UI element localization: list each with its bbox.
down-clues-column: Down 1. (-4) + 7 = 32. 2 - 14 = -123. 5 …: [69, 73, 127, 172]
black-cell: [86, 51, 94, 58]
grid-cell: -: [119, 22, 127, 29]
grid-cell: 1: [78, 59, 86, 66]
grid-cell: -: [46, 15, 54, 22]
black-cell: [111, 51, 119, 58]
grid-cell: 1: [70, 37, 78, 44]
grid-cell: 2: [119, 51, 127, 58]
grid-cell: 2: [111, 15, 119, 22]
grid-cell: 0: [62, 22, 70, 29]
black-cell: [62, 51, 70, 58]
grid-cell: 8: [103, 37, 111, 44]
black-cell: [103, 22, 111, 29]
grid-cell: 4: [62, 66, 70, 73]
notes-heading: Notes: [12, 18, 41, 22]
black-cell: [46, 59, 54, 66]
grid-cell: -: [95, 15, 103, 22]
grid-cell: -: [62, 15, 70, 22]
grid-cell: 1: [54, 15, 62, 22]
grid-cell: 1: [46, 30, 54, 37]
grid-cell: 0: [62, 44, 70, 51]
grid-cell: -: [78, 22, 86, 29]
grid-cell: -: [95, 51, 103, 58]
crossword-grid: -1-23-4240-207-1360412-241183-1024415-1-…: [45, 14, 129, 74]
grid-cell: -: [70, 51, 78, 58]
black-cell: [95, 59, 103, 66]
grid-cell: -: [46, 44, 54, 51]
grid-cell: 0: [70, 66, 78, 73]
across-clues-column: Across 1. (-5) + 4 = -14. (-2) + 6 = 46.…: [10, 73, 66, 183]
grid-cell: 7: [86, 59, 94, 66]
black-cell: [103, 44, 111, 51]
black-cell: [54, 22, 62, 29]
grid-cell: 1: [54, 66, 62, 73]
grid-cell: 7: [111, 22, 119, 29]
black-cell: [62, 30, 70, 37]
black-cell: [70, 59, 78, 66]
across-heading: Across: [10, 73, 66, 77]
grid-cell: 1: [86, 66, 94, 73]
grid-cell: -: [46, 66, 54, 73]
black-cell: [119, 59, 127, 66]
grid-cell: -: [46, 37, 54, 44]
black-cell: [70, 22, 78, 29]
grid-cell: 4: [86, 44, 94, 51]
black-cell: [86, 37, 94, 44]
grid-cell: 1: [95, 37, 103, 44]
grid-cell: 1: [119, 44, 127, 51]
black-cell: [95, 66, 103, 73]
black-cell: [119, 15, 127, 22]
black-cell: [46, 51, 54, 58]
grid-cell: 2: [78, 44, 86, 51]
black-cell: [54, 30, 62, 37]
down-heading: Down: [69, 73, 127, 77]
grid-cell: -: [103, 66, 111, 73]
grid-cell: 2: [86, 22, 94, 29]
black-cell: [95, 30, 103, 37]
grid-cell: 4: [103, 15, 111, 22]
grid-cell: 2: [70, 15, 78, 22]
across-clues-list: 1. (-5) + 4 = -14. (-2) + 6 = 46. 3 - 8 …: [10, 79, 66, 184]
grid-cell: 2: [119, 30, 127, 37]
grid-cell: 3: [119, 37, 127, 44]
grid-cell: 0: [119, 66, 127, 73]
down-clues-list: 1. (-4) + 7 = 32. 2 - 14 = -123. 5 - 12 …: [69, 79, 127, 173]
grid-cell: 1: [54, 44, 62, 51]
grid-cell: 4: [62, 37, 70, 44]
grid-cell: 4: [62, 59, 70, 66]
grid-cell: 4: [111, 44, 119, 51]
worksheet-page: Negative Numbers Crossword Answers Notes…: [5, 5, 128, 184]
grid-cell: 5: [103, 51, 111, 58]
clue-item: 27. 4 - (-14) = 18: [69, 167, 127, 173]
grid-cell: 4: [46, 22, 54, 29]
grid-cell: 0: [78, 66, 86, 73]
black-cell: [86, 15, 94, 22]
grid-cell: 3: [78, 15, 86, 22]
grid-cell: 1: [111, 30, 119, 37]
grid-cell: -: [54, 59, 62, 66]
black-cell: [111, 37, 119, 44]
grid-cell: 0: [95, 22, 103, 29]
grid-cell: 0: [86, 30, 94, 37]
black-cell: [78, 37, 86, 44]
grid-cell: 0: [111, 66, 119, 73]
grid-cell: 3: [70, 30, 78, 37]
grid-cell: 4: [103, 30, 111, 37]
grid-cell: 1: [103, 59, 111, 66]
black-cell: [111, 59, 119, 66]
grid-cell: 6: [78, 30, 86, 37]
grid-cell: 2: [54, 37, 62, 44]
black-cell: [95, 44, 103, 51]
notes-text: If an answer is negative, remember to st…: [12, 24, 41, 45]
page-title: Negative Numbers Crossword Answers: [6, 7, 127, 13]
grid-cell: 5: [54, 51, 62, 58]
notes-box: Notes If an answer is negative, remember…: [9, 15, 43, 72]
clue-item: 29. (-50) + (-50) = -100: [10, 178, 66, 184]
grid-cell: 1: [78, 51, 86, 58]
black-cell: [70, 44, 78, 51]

◆ ◆ ◆

* **What is expected**
Rewrite everything from the start of the material down to and including the line containing "black-cell: [103, 44, 111, 51]" as a numbered list, leaving out any blank lines.

* **Response to this exercise**
1. UI element localization: list each with its bbox.
2. down-clues-column: Down 1. (-4) + 7 = 32. 2 - 14 = -123. 5 …: [69, 73, 127, 172]
3. black-cell: [86, 51, 94, 58]
4. grid-cell: -: [119, 22, 127, 29]
5. grid-cell: 1: [78, 59, 86, 66]
6. grid-cell: -: [46, 15, 54, 22]
7. black-cell: [111, 51, 119, 58]
8. grid-cell: 1: [70, 37, 78, 44]
9. grid-cell: 2: [119, 51, 127, 58]
10. grid-cell: 2: [111, 15, 119, 22]
11. grid-cell: 0: [62, 22, 70, 29]
12. black-cell: [62, 51, 70, 58]
13. grid-cell: 8: [103, 37, 111, 44]
14. black-cell: [103, 22, 111, 29]
15. grid-cell: 4: [62, 66, 70, 73]
16. notes-heading: Notes: [12, 18, 41, 22]
17. black-cell: [46, 59, 54, 66]
18. grid-cell: -: [95, 15, 103, 22]
19. grid-cell: -: [62, 15, 70, 22]
20. grid-cell: 1: [54, 15, 62, 22]
21. grid-cell: 1: [46, 30, 54, 37]
22. grid-cell: 0: [62, 44, 70, 51]
23. grid-cell: -: [78, 22, 86, 29]
24. grid-cell: -: [95, 51, 103, 58]
25. crossword-grid: -1-23-4240-207-1360412-241183-1024415-1-…: [45, 14, 129, 74]
26. grid-cell: -: [70, 51, 78, 58]
27. black-cell: [95, 59, 103, 66]
28. grid-cell: -: [46, 44, 54, 51]
29. grid-cell: 0: [70, 66, 78, 73]
30. across-clues-column: Across 1. (-5) + 4 = -14. (-2) + 6 = 46.…: [10, 73, 66, 183]
31. grid-cell: 7: [86, 59, 94, 66]
32. black-cell: [103, 44, 111, 51]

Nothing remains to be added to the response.